— TASK INPUTS —
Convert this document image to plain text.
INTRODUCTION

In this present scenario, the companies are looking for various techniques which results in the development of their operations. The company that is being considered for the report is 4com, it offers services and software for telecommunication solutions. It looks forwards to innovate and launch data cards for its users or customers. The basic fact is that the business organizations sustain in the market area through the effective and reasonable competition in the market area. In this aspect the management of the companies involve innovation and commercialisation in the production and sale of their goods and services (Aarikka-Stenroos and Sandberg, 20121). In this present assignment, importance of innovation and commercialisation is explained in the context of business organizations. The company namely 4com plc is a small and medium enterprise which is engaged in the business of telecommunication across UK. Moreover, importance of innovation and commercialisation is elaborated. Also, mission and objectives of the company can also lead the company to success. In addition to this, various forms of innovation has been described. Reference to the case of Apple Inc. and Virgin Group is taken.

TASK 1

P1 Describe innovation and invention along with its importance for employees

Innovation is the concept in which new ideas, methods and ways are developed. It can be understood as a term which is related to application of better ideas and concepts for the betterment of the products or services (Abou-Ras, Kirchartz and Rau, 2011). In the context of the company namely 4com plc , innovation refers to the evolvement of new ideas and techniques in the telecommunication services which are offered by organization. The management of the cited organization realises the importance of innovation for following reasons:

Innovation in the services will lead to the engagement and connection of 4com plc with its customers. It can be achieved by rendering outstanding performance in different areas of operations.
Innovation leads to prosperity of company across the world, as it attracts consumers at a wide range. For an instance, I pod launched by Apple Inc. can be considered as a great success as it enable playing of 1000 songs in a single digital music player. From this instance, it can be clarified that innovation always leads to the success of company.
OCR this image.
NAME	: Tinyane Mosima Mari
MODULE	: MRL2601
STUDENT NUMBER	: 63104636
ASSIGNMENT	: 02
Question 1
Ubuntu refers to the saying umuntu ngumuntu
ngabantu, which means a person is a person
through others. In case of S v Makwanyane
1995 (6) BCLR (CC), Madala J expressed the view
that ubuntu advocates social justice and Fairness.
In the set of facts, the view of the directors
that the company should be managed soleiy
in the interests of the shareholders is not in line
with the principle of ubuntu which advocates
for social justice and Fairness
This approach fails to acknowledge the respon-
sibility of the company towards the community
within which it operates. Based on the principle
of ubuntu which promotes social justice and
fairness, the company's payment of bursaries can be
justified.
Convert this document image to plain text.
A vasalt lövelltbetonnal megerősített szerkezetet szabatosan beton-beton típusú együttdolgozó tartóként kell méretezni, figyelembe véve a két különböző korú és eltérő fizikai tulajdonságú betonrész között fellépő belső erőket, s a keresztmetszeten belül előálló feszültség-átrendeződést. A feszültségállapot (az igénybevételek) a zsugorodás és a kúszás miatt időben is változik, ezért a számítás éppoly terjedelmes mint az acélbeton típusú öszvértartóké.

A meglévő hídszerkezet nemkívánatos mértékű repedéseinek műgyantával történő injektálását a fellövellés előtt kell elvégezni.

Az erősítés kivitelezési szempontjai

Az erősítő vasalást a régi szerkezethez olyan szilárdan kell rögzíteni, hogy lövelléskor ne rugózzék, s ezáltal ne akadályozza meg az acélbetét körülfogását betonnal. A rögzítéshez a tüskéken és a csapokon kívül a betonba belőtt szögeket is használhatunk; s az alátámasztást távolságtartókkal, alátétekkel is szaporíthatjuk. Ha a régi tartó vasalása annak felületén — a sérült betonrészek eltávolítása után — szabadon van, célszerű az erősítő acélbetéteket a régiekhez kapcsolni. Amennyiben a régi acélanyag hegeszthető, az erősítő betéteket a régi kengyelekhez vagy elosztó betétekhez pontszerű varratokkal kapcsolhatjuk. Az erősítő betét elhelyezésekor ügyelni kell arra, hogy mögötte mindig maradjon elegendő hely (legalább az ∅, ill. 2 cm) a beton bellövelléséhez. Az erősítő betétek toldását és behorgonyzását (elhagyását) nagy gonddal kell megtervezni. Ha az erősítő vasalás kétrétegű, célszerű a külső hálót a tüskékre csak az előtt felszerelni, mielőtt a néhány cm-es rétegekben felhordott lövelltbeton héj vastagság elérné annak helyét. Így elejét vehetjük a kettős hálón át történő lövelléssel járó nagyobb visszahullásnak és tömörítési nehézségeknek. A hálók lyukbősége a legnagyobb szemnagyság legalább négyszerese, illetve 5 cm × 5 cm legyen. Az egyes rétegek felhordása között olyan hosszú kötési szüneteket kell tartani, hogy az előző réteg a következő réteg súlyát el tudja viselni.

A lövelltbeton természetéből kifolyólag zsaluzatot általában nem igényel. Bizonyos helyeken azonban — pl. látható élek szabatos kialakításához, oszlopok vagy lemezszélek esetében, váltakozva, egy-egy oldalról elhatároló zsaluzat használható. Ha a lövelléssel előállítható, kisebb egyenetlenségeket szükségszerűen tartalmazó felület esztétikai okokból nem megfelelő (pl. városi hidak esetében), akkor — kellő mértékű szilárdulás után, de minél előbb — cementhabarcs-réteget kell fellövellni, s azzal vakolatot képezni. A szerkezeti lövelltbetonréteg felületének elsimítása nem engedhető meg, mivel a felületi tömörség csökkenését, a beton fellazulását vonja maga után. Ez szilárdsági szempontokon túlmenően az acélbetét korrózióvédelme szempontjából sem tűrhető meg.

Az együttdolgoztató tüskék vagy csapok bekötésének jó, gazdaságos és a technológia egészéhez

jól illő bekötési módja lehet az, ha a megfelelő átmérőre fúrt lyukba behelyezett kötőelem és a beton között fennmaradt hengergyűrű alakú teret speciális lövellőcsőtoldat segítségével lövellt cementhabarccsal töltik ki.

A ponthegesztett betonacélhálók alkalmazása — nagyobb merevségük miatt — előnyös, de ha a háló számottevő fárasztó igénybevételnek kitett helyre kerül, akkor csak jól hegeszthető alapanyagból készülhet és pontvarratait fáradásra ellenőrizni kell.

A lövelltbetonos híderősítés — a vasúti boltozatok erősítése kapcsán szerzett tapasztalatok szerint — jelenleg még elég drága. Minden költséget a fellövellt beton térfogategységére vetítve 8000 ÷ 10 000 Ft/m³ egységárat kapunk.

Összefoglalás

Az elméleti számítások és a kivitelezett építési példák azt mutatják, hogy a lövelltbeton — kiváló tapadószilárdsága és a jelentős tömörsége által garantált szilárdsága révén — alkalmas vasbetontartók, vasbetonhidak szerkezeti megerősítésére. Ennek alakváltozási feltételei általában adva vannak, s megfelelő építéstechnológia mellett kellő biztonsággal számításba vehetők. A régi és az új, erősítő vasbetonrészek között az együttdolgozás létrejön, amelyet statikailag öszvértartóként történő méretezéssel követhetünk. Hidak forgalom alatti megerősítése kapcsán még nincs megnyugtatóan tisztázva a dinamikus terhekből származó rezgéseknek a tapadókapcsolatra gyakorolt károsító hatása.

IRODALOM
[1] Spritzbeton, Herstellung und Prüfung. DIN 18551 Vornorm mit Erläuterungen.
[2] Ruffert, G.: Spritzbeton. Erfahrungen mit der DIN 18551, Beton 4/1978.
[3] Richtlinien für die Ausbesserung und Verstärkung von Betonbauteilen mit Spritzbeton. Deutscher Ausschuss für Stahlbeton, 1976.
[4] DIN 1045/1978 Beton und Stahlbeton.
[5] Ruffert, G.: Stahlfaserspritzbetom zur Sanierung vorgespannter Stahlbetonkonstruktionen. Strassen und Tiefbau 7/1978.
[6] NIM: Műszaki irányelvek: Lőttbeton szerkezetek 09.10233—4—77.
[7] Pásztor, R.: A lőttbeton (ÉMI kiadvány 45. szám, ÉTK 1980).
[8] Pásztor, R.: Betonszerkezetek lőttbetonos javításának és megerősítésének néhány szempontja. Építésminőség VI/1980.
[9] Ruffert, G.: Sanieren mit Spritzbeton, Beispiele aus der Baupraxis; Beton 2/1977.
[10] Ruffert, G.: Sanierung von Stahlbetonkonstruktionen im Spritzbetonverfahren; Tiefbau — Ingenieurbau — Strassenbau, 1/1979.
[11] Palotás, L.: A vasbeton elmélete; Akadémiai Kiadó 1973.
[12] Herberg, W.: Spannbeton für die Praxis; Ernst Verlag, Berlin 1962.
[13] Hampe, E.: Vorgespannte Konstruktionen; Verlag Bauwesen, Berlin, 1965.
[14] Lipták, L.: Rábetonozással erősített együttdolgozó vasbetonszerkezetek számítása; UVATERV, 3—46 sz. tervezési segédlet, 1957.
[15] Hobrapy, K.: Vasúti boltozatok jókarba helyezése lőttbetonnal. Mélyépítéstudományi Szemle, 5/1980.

— WORK TO COMPLETE —
Scan the entries above for the word "akkor" and collect each line holding it.

— REPLY —
A lövelltbeton természetéből kifolyólag zsaluzatot általában nem igényel. Bizonyos helyeken azonban — pl. látható élek szabatos kialakításához, oszlopok vagy lemezszélek esetében, váltakozva, egy-egy oldalról elhatároló zsaluzat használható. Ha a lövelléssel előállítható, kisebb egyenetlenségeket szükségszerűen tartalmazó felület esztétikai okokból nem megfelelő (pl. városi hidak esetében), akkor — kellő mértékű szilárdulás után, de minél előbb — cementhabarcs-réteget kell fellövellni, s azzal vakolatot képezni. A szerkezeti lövelltbetonréteg felületének elsimítása nem engedhető meg, mivel a felületi tömörség csökkenését, a beton fellazulását vonja maga után. Ez szilárdsági szempontokon túlmenően az acélbetét korrózióvédelme szempontjából sem tűrhető meg.
A ponthegesztett betonacélhálók alkalmazása — nagyobb merevségük miatt — előnyös, de ha a háló számottevő fárasztó igénybevételnek kitett helyre kerül, akkor csak jól hegeszthető alapanyagból készülhet és pontvarratait fáradásra ellenőrizni kell.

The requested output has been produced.